In the material below, find every line with "Import" and pull it out.

[Records about charts and figures]
>> begin

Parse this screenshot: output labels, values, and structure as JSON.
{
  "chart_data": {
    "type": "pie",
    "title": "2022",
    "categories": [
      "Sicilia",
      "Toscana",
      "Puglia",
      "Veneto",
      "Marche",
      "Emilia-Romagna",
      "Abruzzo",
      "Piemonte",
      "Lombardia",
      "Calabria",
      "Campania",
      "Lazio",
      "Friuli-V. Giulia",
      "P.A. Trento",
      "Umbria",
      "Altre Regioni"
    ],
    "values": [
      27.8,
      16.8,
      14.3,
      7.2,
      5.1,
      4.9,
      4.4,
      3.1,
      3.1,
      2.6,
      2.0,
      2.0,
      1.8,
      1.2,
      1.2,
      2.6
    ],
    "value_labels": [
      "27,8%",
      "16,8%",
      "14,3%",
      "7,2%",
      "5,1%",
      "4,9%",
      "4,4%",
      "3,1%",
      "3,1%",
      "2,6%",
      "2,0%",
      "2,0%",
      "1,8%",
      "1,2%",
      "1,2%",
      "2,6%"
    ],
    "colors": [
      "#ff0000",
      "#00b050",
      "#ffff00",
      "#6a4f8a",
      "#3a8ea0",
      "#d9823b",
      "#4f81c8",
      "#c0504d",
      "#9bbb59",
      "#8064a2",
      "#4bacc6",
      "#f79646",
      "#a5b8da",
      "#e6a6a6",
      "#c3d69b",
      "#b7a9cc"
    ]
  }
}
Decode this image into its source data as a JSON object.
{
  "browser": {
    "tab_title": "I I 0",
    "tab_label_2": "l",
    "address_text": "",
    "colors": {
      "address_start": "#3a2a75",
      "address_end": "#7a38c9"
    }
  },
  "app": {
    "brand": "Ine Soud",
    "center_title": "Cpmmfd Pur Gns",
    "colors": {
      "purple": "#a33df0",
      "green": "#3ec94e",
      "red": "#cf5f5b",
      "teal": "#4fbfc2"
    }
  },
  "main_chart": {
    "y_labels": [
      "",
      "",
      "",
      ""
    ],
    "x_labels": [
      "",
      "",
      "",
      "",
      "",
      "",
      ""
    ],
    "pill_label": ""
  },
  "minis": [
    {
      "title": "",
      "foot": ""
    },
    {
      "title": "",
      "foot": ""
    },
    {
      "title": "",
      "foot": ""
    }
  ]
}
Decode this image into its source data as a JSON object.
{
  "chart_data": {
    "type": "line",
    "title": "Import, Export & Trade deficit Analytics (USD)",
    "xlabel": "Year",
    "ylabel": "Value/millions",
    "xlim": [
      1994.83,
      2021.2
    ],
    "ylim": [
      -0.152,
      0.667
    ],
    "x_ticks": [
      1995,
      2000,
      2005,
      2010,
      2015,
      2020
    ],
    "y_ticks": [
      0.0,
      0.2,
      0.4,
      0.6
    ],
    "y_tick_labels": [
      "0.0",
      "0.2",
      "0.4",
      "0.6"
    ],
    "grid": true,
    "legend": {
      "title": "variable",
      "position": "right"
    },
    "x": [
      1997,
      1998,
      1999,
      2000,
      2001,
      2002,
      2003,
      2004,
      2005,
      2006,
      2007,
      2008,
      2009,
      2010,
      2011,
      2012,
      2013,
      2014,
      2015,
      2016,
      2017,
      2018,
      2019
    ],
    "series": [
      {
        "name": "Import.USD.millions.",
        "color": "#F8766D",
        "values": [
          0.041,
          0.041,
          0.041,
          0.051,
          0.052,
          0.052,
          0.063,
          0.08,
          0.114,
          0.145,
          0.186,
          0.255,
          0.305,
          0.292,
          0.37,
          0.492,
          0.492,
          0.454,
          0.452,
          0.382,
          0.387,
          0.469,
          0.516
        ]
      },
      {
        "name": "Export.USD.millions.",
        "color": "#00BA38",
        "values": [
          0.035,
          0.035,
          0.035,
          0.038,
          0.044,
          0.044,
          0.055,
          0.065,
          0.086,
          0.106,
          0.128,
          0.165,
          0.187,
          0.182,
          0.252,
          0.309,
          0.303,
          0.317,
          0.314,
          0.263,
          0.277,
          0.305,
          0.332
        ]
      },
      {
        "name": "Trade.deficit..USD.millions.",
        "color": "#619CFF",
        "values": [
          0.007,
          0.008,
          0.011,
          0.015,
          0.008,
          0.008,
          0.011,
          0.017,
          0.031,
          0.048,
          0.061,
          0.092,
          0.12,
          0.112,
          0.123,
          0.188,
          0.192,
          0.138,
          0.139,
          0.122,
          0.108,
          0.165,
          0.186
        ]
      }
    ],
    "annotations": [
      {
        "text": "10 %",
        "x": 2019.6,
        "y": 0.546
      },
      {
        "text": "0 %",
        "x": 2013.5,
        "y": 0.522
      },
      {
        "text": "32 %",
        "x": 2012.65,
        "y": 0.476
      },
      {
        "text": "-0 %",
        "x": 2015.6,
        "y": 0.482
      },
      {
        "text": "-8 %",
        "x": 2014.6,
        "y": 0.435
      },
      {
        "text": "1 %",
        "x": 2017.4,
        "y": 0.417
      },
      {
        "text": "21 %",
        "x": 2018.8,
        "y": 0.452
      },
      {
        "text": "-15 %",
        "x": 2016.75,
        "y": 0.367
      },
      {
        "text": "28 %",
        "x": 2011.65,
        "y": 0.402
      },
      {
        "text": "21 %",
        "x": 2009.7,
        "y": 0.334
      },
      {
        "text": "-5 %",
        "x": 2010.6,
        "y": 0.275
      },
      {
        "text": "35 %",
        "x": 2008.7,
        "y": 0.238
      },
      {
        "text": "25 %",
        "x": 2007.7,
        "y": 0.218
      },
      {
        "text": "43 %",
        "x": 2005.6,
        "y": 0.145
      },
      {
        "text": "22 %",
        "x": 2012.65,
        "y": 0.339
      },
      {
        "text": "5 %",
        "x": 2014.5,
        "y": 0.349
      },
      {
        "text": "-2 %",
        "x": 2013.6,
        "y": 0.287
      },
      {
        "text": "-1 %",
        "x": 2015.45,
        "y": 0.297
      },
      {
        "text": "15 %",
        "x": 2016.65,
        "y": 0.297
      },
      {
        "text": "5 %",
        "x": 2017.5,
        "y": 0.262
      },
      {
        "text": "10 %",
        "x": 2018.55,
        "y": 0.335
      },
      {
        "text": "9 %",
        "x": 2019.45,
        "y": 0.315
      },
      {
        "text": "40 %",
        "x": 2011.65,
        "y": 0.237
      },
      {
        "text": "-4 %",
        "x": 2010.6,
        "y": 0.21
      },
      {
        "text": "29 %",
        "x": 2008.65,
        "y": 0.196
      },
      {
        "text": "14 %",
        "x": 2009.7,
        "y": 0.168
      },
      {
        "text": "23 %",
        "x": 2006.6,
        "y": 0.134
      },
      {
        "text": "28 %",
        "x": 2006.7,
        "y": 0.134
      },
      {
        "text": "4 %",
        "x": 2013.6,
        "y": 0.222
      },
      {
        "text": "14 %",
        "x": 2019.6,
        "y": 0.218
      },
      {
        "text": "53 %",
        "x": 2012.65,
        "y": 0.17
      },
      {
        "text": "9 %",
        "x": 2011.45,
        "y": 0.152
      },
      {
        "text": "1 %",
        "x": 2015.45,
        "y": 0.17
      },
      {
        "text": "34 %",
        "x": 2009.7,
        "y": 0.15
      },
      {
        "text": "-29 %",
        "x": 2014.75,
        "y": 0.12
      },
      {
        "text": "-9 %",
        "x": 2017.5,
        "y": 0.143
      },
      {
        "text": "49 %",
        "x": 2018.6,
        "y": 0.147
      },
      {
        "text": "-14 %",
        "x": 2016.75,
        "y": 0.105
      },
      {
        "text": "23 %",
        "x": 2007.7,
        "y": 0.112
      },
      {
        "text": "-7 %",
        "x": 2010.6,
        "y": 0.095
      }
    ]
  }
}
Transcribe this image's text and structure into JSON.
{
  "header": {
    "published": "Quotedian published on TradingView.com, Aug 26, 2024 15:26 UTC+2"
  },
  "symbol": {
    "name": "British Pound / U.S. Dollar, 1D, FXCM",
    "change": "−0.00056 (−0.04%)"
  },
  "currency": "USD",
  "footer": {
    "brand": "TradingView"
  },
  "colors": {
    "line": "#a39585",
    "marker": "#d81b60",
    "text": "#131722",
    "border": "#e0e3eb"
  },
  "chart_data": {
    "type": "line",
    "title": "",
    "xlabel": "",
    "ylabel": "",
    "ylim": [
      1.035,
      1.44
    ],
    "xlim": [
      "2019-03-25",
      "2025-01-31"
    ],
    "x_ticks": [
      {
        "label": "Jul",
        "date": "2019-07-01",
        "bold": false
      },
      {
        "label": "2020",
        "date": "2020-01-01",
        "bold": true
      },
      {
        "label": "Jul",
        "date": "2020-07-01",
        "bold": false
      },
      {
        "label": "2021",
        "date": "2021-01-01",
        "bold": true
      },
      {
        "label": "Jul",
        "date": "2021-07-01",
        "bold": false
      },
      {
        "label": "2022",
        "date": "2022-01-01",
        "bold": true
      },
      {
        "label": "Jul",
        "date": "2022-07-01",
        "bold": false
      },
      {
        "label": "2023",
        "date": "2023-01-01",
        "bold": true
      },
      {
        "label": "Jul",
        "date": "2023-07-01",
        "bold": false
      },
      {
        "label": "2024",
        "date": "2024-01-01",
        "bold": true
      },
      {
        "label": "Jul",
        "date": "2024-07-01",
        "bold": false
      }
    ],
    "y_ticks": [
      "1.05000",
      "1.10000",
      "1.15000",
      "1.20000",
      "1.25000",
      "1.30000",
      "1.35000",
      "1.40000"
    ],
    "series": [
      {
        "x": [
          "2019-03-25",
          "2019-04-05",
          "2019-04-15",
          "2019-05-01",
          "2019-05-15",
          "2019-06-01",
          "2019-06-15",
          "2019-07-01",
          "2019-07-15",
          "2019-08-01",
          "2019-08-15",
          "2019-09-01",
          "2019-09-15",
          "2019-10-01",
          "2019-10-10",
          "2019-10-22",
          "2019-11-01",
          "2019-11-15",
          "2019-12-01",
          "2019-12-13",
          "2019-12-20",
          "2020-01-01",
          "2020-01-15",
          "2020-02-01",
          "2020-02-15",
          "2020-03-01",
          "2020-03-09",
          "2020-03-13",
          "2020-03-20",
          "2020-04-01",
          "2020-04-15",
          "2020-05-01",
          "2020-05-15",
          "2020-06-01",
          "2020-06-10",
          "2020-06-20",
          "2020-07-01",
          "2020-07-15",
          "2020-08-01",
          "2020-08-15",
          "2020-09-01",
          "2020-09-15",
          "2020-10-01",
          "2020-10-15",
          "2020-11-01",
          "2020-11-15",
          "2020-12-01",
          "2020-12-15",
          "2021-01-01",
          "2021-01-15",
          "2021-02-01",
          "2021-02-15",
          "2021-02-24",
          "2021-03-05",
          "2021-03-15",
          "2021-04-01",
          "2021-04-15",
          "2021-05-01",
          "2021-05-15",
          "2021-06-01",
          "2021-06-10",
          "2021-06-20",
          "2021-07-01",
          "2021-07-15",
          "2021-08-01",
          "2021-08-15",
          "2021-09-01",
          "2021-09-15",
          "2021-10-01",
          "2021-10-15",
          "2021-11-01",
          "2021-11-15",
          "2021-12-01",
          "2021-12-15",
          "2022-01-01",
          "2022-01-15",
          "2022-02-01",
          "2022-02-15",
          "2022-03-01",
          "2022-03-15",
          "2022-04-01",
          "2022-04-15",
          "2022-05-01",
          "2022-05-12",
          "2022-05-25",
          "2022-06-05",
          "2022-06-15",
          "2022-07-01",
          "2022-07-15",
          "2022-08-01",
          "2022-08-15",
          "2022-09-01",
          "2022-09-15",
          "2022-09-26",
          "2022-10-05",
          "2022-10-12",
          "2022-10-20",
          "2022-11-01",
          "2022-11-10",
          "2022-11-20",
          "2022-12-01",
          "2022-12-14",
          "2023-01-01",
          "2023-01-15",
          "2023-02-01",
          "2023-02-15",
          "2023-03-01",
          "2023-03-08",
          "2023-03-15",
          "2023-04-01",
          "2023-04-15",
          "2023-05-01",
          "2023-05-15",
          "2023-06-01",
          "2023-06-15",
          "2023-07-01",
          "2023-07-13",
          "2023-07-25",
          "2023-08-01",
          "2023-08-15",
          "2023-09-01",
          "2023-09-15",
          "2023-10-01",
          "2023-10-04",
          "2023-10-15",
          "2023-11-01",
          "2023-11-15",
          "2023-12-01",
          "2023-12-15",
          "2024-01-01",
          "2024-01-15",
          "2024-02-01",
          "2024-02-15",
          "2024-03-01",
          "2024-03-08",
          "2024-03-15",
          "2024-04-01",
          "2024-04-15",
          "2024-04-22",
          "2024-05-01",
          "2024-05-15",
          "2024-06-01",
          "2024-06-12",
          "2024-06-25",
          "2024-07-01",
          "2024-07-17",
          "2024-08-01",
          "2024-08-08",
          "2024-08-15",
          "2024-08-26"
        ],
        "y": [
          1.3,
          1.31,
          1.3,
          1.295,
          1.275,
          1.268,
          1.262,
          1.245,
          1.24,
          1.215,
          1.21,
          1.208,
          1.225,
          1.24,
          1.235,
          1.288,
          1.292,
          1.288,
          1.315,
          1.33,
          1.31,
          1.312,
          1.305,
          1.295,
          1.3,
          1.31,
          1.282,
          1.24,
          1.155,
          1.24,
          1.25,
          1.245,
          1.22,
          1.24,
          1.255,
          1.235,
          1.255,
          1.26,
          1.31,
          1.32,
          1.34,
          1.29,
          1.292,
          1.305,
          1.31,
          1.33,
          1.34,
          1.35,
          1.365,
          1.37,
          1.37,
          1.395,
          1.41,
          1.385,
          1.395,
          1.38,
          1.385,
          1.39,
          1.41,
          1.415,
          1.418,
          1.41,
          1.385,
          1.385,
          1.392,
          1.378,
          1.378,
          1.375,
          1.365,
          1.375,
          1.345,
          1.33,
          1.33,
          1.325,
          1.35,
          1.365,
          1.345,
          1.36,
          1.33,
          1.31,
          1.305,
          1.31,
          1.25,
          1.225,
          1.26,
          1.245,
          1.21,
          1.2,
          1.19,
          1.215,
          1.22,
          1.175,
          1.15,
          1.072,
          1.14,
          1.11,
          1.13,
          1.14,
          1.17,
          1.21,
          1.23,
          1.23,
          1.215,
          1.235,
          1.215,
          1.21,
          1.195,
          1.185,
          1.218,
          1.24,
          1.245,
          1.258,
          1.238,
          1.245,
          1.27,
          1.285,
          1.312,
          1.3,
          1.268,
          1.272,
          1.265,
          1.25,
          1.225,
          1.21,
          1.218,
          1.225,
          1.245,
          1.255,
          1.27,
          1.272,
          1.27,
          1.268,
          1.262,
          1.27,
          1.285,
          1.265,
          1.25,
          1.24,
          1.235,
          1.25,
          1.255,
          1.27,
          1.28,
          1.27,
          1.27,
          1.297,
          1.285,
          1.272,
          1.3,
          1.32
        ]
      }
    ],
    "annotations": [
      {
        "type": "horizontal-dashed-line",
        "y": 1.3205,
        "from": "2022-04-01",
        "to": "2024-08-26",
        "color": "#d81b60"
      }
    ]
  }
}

>> end

## Answer
    "title": "Import, Export & Trade deficit Analytics (USD)",
        "name": "Import.USD.millions.",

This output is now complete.